## TASK
How many lines of these entries include the string "this"? State the number alone.

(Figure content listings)

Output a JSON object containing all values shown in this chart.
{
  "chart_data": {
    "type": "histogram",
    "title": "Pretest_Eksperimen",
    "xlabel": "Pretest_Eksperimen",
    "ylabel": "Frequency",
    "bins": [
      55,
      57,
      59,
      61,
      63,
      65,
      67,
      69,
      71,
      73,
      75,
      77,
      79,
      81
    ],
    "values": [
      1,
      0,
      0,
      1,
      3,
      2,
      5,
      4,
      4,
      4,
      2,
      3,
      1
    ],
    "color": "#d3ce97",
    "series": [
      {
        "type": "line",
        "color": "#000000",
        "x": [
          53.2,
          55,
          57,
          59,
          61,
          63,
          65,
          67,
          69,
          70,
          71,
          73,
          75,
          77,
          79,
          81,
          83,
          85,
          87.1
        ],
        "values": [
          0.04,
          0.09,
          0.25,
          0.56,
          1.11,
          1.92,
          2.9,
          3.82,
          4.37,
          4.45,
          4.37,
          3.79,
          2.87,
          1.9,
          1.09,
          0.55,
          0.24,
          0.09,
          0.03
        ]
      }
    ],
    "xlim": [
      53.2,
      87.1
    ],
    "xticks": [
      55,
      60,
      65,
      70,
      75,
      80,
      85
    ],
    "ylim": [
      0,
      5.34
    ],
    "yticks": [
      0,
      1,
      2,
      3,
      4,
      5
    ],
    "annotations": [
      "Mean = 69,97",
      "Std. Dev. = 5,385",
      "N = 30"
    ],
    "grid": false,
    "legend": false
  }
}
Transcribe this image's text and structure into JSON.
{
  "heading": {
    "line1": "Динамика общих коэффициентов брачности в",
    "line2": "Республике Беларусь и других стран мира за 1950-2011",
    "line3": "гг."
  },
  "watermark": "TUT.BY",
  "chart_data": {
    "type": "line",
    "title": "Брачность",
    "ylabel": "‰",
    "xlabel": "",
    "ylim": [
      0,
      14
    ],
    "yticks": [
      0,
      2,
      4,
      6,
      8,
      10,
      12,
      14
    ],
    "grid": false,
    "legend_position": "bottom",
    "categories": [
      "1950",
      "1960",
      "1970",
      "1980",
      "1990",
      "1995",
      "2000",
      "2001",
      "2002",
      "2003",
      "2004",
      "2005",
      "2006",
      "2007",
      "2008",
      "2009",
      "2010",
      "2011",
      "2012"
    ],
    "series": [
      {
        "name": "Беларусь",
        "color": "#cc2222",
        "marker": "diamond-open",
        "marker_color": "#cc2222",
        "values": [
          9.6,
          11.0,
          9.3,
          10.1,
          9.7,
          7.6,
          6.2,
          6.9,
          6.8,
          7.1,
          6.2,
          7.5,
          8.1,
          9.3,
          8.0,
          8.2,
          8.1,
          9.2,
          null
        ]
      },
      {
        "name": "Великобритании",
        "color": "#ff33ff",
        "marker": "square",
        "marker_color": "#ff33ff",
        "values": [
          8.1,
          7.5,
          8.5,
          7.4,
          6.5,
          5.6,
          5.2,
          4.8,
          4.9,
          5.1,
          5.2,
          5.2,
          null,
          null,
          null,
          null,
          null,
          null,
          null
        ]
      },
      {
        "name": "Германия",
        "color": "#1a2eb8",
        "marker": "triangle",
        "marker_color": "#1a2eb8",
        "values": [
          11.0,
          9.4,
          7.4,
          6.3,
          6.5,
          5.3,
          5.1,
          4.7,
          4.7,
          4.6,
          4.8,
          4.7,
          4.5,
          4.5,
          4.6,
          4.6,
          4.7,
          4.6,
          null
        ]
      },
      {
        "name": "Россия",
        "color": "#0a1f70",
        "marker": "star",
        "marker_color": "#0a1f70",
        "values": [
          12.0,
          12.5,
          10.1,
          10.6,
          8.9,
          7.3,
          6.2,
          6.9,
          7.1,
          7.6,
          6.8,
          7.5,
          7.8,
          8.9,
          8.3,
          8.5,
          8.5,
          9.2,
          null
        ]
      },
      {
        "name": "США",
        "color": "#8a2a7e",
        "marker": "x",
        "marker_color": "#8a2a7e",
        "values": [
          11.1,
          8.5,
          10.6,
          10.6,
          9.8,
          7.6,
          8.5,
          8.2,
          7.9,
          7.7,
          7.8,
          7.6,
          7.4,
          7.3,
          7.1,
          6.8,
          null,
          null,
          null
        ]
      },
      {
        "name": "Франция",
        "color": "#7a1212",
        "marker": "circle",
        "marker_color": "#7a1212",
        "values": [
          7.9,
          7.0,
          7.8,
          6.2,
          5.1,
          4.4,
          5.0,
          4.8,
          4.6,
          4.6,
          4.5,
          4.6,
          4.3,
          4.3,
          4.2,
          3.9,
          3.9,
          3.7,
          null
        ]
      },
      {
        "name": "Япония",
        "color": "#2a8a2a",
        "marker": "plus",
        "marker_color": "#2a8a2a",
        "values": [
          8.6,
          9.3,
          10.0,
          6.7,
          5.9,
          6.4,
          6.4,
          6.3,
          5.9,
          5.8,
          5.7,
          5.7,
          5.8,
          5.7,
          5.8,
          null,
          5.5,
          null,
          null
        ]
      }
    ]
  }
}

## TASK ANSWER
2